*PROBLEM TO WORK ON:* Identify each line below containing the string "burden" and copy it.

□ □ □

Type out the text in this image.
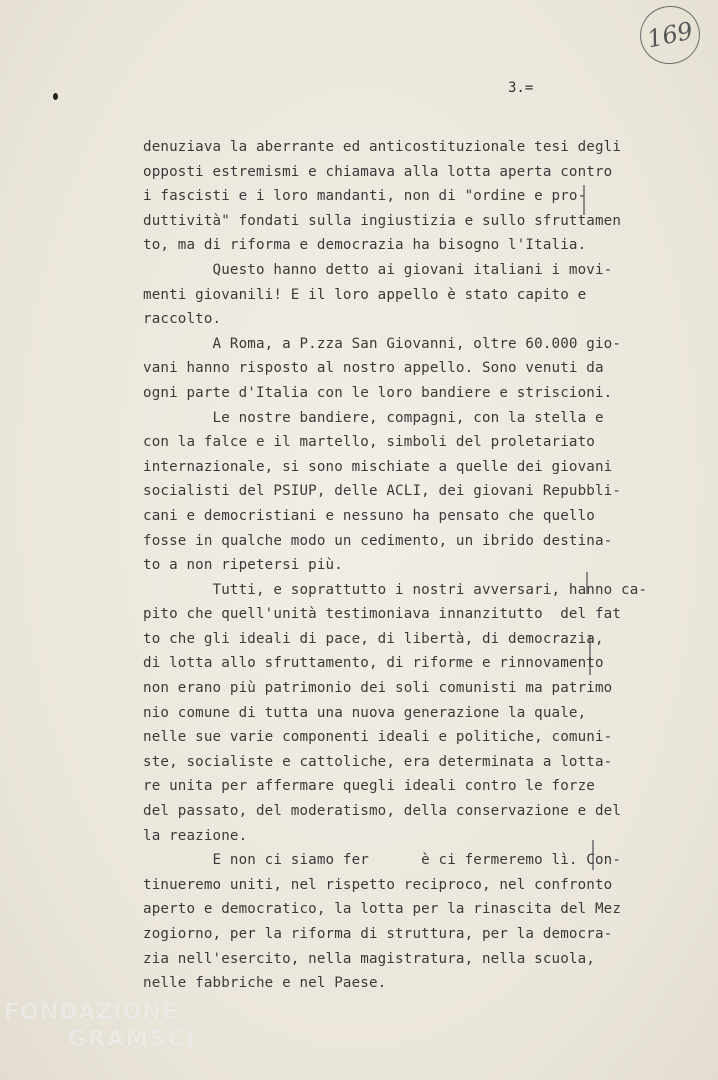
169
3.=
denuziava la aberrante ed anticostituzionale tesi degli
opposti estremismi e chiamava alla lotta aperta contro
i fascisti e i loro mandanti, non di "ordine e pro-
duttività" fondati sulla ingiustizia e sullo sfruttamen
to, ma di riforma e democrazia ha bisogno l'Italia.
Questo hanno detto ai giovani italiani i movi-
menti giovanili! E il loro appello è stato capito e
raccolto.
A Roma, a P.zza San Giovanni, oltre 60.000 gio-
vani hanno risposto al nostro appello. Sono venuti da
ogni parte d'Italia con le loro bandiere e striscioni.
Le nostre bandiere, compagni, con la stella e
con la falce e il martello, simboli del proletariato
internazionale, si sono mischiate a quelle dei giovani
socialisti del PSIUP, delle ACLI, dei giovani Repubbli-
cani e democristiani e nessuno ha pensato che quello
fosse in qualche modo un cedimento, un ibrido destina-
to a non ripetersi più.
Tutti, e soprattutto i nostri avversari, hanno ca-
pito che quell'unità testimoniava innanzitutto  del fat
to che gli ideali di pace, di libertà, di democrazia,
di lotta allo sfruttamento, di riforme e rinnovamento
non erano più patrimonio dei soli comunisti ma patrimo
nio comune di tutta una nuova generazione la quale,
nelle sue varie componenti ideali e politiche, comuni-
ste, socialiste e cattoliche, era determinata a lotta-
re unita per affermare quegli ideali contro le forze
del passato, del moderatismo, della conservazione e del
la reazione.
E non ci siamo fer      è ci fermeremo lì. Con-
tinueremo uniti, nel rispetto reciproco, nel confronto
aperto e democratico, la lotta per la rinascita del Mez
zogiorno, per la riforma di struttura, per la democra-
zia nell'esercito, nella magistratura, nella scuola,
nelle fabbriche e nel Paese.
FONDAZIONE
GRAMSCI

□ □ □

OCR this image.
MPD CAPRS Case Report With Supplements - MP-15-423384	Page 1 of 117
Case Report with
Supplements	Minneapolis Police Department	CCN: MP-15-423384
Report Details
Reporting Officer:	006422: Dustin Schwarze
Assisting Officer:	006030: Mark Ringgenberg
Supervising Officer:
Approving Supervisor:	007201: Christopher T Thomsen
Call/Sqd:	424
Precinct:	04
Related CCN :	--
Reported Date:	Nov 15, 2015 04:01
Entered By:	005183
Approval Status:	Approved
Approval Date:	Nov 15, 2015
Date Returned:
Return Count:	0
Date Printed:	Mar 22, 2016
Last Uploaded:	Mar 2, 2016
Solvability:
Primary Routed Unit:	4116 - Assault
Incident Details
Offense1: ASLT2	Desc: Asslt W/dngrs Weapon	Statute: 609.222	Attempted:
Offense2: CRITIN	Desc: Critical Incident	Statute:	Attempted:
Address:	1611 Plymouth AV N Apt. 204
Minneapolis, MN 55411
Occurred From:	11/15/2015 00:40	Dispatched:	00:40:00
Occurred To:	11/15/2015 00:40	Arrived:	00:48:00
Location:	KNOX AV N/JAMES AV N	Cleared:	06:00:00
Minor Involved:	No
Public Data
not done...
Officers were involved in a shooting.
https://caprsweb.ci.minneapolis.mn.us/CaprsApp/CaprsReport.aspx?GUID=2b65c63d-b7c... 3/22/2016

□ □ □

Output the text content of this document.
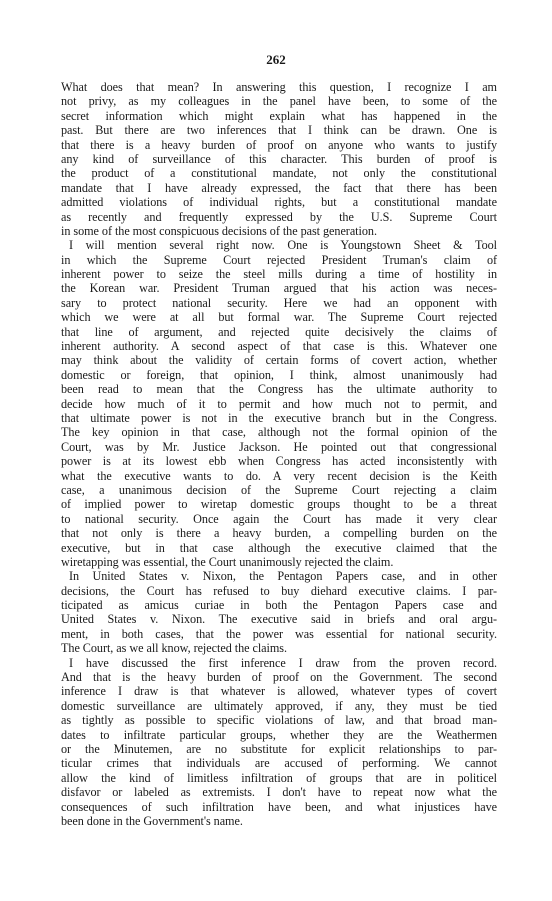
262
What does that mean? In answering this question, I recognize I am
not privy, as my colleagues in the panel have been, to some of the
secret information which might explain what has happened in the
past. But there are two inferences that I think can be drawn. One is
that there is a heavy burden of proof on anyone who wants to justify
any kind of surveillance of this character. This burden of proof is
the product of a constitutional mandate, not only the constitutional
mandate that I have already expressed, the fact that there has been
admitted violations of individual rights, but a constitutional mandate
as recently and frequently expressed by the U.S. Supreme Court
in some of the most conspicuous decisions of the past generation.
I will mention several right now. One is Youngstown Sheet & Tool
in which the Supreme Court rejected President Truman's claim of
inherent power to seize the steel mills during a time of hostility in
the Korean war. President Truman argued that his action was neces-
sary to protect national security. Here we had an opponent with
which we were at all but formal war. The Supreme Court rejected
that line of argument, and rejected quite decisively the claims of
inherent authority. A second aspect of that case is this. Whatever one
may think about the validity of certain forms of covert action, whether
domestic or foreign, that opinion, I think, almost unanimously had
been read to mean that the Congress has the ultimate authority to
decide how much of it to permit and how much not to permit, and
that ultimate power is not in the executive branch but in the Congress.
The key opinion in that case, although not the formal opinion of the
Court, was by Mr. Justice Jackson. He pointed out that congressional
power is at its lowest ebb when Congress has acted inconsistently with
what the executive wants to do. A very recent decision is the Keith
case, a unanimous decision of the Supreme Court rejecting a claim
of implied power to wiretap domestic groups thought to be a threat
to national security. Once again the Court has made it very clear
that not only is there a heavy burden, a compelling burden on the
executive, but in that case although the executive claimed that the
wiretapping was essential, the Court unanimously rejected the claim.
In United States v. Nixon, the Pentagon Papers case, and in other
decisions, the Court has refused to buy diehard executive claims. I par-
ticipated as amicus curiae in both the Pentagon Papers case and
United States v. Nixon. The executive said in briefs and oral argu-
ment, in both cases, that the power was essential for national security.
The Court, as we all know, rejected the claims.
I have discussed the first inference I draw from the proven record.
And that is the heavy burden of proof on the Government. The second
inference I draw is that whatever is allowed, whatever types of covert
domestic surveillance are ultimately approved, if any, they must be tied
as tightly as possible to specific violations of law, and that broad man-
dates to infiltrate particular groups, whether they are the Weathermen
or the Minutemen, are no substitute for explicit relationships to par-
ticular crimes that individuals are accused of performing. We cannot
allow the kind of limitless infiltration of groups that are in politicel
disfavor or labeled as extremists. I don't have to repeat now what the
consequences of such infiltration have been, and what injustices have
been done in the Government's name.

□ □ □

*FINAL ANSWER:*
that there is a heavy burden of proof on anyone who wants to justify
any kind of surveillance of this character. This burden of proof is
that not only is there a heavy burden, a compelling burden on the
And that is the heavy burden of proof on the Government. The second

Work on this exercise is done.